**WHAT NEEDS TO BE DONE:**
All lines holding the string "highlighted" are to be shown.

**EXERCISE INPUTS:**
<<<<
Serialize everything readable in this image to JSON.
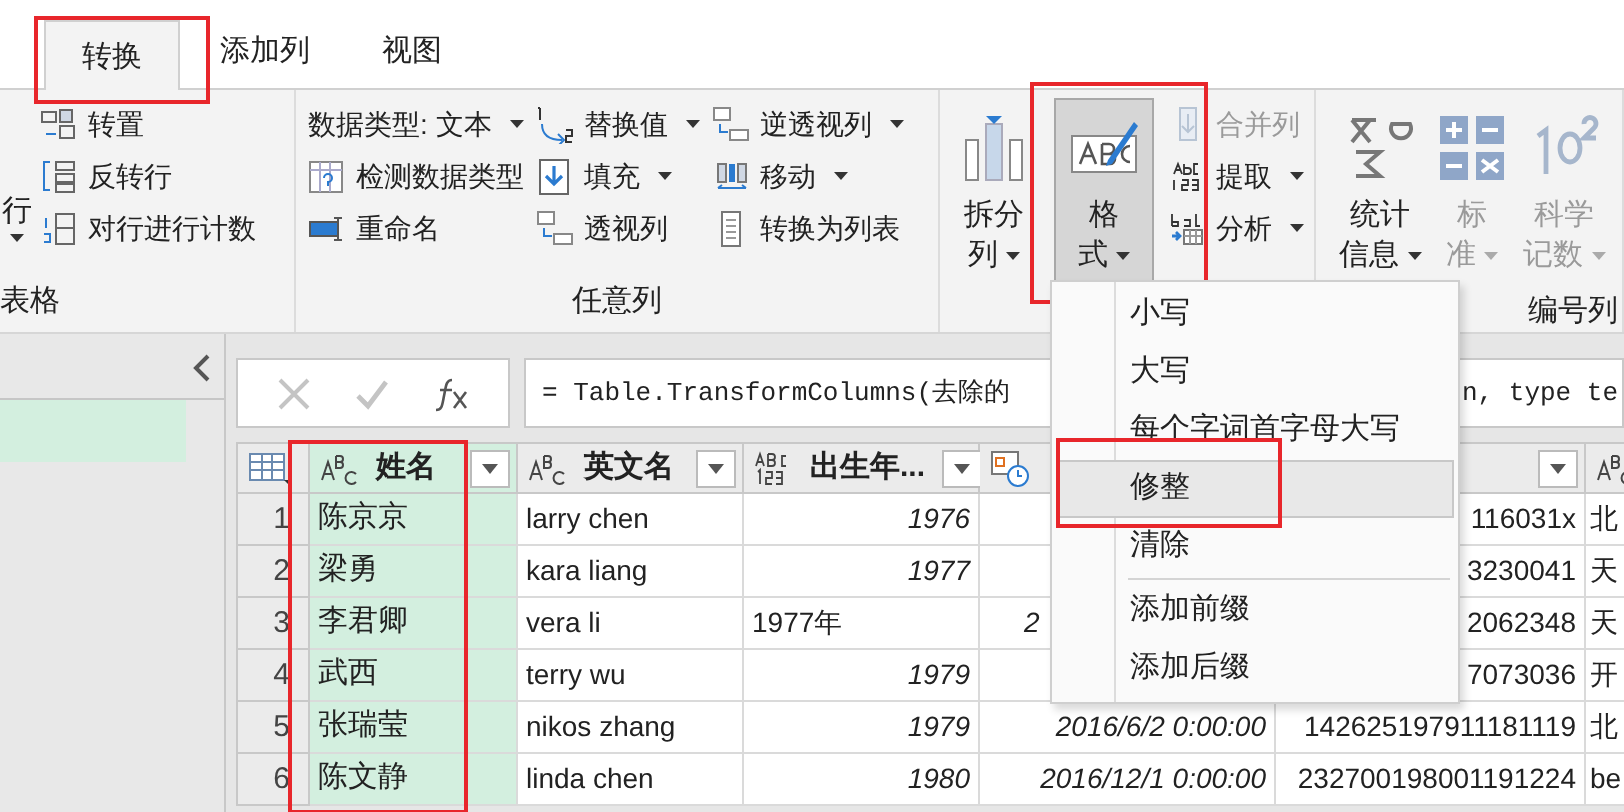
{
  "tabs": [
    {
      "label": "转换",
      "selected": true,
      "highlighted": true
    },
    {
      "label": "添加列",
      "selected": false
    },
    {
      "label": "视图",
      "selected": false
    }
  ],
  "ribbon": {
    "groups": [
      {
        "label": "表格",
        "cut_button": {
          "label": "行"
        },
        "small_buttons": [
          {
            "label": "转置",
            "dropdown": false,
            "disabled": false
          },
          {
            "label": "反转行",
            "dropdown": false,
            "disabled": false
          },
          {
            "label": "对行进行计数",
            "dropdown": false,
            "disabled": false
          }
        ]
      },
      {
        "label": "任意列",
        "small_buttons": [
          {
            "label": "数据类型: 文本",
            "dropdown": true,
            "disabled": false
          },
          {
            "label": "检测数据类型",
            "dropdown": false,
            "disabled": false
          },
          {
            "label": "重命名",
            "dropdown": false,
            "disabled": false
          },
          {
            "label": "替换值",
            "dropdown": true,
            "disabled": false
          },
          {
            "label": "填充",
            "dropdown": true,
            "disabled": false
          },
          {
            "label": "透视列",
            "dropdown": false,
            "disabled": false
          },
          {
            "label": "逆透视列",
            "dropdown": true,
            "disabled": false
          },
          {
            "label": "移动",
            "dropdown": true,
            "disabled": false
          },
          {
            "label": "转换为列表",
            "dropdown": false,
            "disabled": false
          }
        ]
      },
      {
        "big_buttons": [
          {
            "lines": [
              "拆分",
              "列"
            ],
            "dropdown": true,
            "disabled": false,
            "pressed": false
          },
          {
            "lines": [
              "格",
              "式"
            ],
            "dropdown": true,
            "disabled": false,
            "pressed": true,
            "highlighted": true
          }
        ],
        "small_buttons": [
          {
            "label": "合并列",
            "dropdown": false,
            "disabled": true
          },
          {
            "label": "提取",
            "dropdown": true,
            "disabled": false
          },
          {
            "label": "分析",
            "dropdown": true,
            "disabled": false
          }
        ]
      },
      {
        "label": "编号列",
        "big_buttons": [
          {
            "lines": [
              "统计",
              "信息"
            ],
            "dropdown": true,
            "disabled": false,
            "pressed": false
          },
          {
            "lines": [
              "标",
              "准"
            ],
            "dropdown": true,
            "disabled": true,
            "pressed": false
          },
          {
            "lines": [
              "科学",
              "记数"
            ],
            "dropdown": true,
            "disabled": true,
            "pressed": false
          }
        ]
      }
    ]
  },
  "formula_bar": {
    "formula_start": "= Table.TransformColumns(去除的",
    "formula_end": "n, type te"
  },
  "table": {
    "columns": [
      {
        "label": "姓名",
        "selected": true,
        "highlighted": true
      },
      {
        "label": "英文名",
        "selected": false
      },
      {
        "label": "出生年...",
        "selected": false
      },
      {
        "selected": false
      },
      {
        "selected": false
      },
      {
        "selected": false
      }
    ],
    "rows": [
      {
        "index": "1",
        "cells": [
          {
            "text": "陈京京"
          },
          {
            "text": "larry chen"
          },
          {
            "text": "1976",
            "kind": "number"
          },
          {},
          {
            "text": "116031x"
          },
          {
            "text": "北"
          }
        ]
      },
      {
        "index": "2",
        "cells": [
          {
            "text": "梁勇"
          },
          {
            "text": "kara liang"
          },
          {
            "text": "1977",
            "kind": "number"
          },
          {},
          {
            "text": "3230041"
          },
          {
            "text": "天"
          }
        ]
      },
      {
        "index": "3",
        "cells": [
          {
            "text": "李君卿"
          },
          {
            "text": "vera li"
          },
          {
            "text": "1977年",
            "kind": "text"
          },
          {
            "text": "2",
            "kind": "clipped"
          },
          {
            "text": "2062348"
          },
          {
            "text": "天"
          }
        ]
      },
      {
        "index": "4",
        "cells": [
          {
            "text": "武西"
          },
          {
            "text": "terry wu"
          },
          {
            "text": "1979",
            "kind": "number"
          },
          {},
          {
            "text": "7073036"
          },
          {
            "text": "开"
          }
        ]
      },
      {
        "index": "5",
        "cells": [
          {
            "text": "张瑞莹"
          },
          {
            "text": "nikos zhang"
          },
          {
            "text": "1979",
            "kind": "number"
          },
          {
            "text": "2016/6/2 0:00:00",
            "kind": "number"
          },
          {
            "text": "142625197911181119"
          },
          {
            "text": "北"
          }
        ]
      },
      {
        "index": "6",
        "cells": [
          {
            "text": "陈文静"
          },
          {
            "text": "linda chen"
          },
          {
            "text": "1980",
            "kind": "number"
          },
          {
            "text": "2016/12/1 0:00:00",
            "kind": "number"
          },
          {
            "text": "232700198001191224"
          },
          {
            "text": "be"
          }
        ]
      }
    ]
  },
  "menu": {
    "items": [
      {
        "kind": "item",
        "label": "小写",
        "hovered": false
      },
      {
        "kind": "item",
        "label": "大写",
        "hovered": false
      },
      {
        "kind": "item",
        "label": "每个字词首字母大写",
        "hovered": false
      },
      {
        "kind": "item",
        "label": "修整",
        "hovered": true,
        "highlighted": true
      },
      {
        "kind": "item",
        "label": "清除",
        "hovered": false
      },
      {
        "kind": "separator"
      },
      {
        "kind": "item",
        "label": "添加前缀",
        "hovered": false
      },
      {
        "kind": "item",
        "label": "添加后缀",
        "hovered": false
      }
    ]
  }
}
>>>>
**REPLY:**
      "highlighted": true
            "highlighted": true
        "highlighted": true
        "highlighted": true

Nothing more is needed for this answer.